Fueron dos momentos singulares durante los saludos protocolarios de León XIV en un Congreso de los Diputados repleto de figuras destacadas.
Nogueras 'detiene' al Papa para solicitarle que use el catalán en Barcelona
Un Papa en el Congreso. Una escena sin precedentes con un fuerte componente político. La iniciativa partió del Vaticano: León XIV se dirigiría a los diputados y senadores en las Cortes por primera vez en la historia.
Este escenario ha sido aprovechado por algunos representantes políticos para presentar sus demandas. Especialmente, por encima de todos, Miriam Nogueras, portavoz de Junts, quien ha prolongado su estancia junto al Papa más allá de lo acostumbrado en la cortesía institucional. ¿Con qué intención? Para pedirle que en su visita a Barcelona el martes y miércoles, se exprese en catalán.
«Su Santidad, como Gaudí, soy catalana. Comunicarse en la lengua del lugar que te acoge es un acto precioso de amor y respeto. Espero que su recorrido por Cataluña, mi nación, sea placentero», le manifestó en inglés.
Este momento tuvo lugar durante los saludos oficiales a los portavoces parlamentarios en el Salón de los Pasos Perdidos del Congreso. En ese espacio, Verónica Barbero, portavoz de Sumar, entregó una carta a Robert Prevost con demandas del Sindicato de Inquilinas, centradas en el problema del acceso a la vivienda que afecta, sobre todo, a los jóvenes españoles.
Asimismo, Eduard Pujol, portavoz de Junts en el Senado, reafirmó en italiano la petición de Nogueras: «Santidad, al igual que Antoni Gaudí y Pau Casals, soy catalán. Hablar la lengua de la tierra que le acoge es un gesto hermoso de respeto y amor.
Posteriormente, en una charla informal con periodistas, ambos portavoces independentistas resaltaron que fue un momento de «cordialidad y reivindicación», señalando además que León XIV mostró interés por las palabras de Nogueras.
El propio León XIV hizo una mención lingüística durante su intervención. «Además de las respuestas técnicas y reformas legales, es necesaria una renovación moral«, afirmó, antes de asegurar que «España puede contribuir significativamente en este proceso».
¿Por qué? Porque «posee una lengua que une continentes; una tradición cultural, jurídica y espiritual que ha sabido poner en diálogo fe y razón, derecho y conciencia, unidad y diversidad». Y esa «experiencia histórica» recuerda también «el valor de la concordia y del esfuerzo paciente por edificar una convivencia pacífica y justa».
* * *
● **Tareas pendientes**
a) Responde, según el texto de estudio, a estas preguntas:
(i) ¿En qué idioma se dirigió Miriam Nogueras al Papa?
(ii) ¿Qué le entregó Verónica Barbero a Robert Prevost?
(iii) ¿En qué sala del Congreso se hicieron los saludos oficiales a los portavoces parlamentarios?
b) Copia, por favor, el fragmento del texto de estudio que va de "Posteriormente, en una" a "palabras de Nogueras.", sin ningún cambio.

● **Datos enumerados**
* * *
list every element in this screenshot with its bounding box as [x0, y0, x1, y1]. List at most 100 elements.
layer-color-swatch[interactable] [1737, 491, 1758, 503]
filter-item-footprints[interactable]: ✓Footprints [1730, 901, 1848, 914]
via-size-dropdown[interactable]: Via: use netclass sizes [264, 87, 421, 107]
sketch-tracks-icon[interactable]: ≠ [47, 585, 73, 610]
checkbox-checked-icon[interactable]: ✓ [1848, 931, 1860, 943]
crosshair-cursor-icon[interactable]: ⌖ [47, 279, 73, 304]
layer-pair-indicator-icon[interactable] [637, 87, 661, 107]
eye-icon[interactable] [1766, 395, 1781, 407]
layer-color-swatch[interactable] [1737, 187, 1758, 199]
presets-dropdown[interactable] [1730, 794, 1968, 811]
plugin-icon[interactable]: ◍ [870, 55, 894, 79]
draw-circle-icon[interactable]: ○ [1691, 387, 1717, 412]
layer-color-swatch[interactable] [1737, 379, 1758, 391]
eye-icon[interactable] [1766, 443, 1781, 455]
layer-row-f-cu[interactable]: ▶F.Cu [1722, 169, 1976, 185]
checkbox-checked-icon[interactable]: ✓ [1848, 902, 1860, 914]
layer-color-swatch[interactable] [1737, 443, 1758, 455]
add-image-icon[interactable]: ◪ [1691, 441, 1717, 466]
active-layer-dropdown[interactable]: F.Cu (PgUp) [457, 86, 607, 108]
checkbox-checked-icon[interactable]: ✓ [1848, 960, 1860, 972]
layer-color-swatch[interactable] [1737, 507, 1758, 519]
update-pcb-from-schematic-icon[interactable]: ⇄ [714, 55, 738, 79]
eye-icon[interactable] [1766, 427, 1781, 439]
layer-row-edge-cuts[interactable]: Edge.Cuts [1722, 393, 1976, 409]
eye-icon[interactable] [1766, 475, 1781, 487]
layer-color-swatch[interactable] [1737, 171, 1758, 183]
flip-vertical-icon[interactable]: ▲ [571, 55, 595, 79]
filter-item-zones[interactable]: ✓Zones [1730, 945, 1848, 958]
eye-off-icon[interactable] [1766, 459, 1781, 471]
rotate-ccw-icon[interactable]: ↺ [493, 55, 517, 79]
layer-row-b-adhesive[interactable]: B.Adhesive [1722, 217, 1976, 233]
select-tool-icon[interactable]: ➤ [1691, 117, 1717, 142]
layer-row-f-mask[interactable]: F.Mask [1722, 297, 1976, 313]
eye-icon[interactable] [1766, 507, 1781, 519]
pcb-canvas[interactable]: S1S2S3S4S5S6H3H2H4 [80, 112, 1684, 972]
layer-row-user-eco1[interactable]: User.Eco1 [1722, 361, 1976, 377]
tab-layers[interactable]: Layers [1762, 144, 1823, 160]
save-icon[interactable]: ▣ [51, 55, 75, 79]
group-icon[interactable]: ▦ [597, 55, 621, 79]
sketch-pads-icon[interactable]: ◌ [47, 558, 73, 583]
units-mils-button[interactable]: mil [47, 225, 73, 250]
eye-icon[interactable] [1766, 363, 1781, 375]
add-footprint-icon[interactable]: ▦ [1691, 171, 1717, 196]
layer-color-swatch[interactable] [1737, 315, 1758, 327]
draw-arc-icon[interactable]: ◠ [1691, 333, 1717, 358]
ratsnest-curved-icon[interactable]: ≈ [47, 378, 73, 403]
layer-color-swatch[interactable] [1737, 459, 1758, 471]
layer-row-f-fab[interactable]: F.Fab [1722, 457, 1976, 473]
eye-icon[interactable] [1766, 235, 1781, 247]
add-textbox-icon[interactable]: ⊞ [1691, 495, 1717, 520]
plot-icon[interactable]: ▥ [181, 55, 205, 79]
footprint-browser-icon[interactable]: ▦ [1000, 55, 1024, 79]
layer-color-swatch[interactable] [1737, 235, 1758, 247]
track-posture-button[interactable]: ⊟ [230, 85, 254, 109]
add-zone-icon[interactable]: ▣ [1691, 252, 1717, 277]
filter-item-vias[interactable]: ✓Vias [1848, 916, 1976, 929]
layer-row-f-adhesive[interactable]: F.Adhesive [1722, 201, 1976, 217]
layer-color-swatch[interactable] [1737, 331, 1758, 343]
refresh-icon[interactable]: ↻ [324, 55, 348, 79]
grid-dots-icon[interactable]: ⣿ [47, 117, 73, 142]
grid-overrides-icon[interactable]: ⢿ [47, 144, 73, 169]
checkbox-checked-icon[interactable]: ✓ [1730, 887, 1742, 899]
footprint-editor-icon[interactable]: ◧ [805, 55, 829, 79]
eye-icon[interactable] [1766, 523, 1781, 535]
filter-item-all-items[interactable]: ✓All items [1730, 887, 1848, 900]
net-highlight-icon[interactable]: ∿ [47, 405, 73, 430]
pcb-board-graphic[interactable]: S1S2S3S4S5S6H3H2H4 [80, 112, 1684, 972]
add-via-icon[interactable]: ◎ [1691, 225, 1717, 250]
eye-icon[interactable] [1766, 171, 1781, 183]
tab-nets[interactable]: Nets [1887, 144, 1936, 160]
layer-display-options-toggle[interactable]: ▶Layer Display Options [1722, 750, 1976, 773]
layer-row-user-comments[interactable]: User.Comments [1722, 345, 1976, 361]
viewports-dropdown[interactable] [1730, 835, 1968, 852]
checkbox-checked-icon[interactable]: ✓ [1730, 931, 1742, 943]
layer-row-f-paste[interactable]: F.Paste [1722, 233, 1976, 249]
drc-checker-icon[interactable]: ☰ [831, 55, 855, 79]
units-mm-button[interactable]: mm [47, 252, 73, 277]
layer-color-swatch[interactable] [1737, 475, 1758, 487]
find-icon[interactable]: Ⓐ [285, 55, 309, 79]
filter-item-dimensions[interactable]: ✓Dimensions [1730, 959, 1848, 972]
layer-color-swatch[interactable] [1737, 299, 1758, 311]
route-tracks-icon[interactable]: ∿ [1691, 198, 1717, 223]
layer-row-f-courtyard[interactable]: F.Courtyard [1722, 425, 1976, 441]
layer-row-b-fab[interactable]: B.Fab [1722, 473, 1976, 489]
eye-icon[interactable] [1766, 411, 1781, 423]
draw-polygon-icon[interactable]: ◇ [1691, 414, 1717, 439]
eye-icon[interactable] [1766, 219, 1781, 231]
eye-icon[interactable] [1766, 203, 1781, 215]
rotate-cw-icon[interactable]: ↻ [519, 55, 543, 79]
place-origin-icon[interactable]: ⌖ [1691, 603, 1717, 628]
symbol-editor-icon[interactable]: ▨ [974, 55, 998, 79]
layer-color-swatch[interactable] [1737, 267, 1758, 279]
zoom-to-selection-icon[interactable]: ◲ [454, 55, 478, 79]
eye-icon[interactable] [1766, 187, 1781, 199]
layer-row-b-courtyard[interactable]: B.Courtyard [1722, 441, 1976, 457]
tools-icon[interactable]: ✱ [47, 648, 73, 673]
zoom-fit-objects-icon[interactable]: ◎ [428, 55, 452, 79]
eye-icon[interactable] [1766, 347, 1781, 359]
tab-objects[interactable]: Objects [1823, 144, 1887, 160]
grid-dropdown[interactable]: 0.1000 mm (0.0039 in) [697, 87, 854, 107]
* * *
● **Respuestas numeradas**
a)
(i) En inglés.
(ii) Una carta con demandas del Sindicato de Inquilinas, centradas en el problema del acceso a la vivienda.
(iii) En el Salón de los Pasos Perdidos.

b)
Posteriormente, en una charla informal con periodistas, ambos portavoces independentistas resaltaron que fue un momento de «cordialidad y reivindicación», señalando además que León XIV mostró interés por las palabras de Nogueras.